● Passage shown:
==*==

PS. wall tiles must overlap floor tiles. 
Good luck.   :Smilie:

----------


## mr nick

Firstly, thanks for the replies. A design change by the missus has put me behind schedule as I've had to relocate some plumbing and drains but I'm now back looking at the shower base. Still not 100% sure whether to go with the long grate or a central drain but I'll decide that when I start hacking away at the slab.  
My next query relates to the waterstop that is needed around the enclosure and across the doorway. Having done numerous searches, I've found lots of mention of how to install them etc but I can't figure out if the waterstop is just a basic bit of aluminium angle or is it an actual product? I found one place online that sold PVC stops of various sizes but that's about it so this leads me to believe that the stops are not a purpose made item - or are they? 
Also, while I know that for a frameless shower the waterstop can finish flush with the tiled surface, is there a minimum depth it must be set into the floor? As I'm on a slab, I will need to remove some concrete to gain the required slope but it's a question of how much and to what extents. For example, is is viable to fit a waterstop that is the same depth as my tile/adhesive (12mm is) around the perimeter of the enclosure and then grade the concrete down from there or would I need to cut out the slab to 50-75mm depth for the full extent of the enclosure and then fitting a deeper waterstop within the cut out and screeding the grade? Presumably the door threshold can use a shallow waterstop to match existing floor finishes but as this would theoretically need to deal with far less water (if any at all) then I'm not sure whether there is a differing requirement for the shower area. 
Any pointers will be greatly appreciated.

----------


## Oldsaltoz

> Firstly, thanks for the replies. A design change by the missus has put me behind schedule as I've had to relocate some plumbing and drains but I'm now back looking at the shower base. Still not 100% sure whether to go with the long grate or a central drain but I'll decide that when I start hacking away at the slab.  
> My next query relates to the waterstop that is needed around the enclosure and across the doorway. Having done numerous searches, I've found lots of mention of how to install them etc but I can't figure out if the waterstop is just a basic bit of aluminium angle or is it an actual product? I found one place online that sold PVC stops of various sizes but that's about it so this leads me to believe that the stops are not a purpose made item - or are they?

==*==

● Exercise instructions:
In the shower waterstop thread above, set down everything from "Also, while I" down to "the shower area." word for word.

==*==

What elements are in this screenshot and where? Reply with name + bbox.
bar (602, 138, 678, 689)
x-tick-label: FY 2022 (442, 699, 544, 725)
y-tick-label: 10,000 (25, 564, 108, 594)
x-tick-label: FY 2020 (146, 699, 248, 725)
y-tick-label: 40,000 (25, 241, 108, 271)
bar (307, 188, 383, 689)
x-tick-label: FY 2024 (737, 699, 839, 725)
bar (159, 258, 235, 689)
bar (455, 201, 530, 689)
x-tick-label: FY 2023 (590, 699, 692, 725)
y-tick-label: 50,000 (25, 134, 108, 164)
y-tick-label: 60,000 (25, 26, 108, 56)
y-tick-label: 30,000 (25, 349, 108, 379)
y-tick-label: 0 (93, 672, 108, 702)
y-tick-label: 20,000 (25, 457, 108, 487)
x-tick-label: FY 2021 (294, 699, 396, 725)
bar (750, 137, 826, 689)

==*==

● Answer to the task:
Also, while I know that for a frameless shower the waterstop can finish flush with the tiled surface, is there a minimum depth it must be set into the floor? As I'm on a slab, I will need to remove some concrete to gain the required slope but it's a question of how much and to what extents. For example, is is viable to fit a waterstop that is the same depth as my tile/adhesive (12mm is) around the perimeter of the enclosure and then grade the concrete down from there or would I need to cut out the slab to 50-75mm depth for the full extent of the enclosure and then fitting a deeper waterstop within the cut out and screeding the grade? Presumably the door threshold can use a shallow waterstop to match existing floor finishes but as this would theoretically need to deal with far less water (if any at all) then I'm not sure whether there is a differing requirement for the shower area.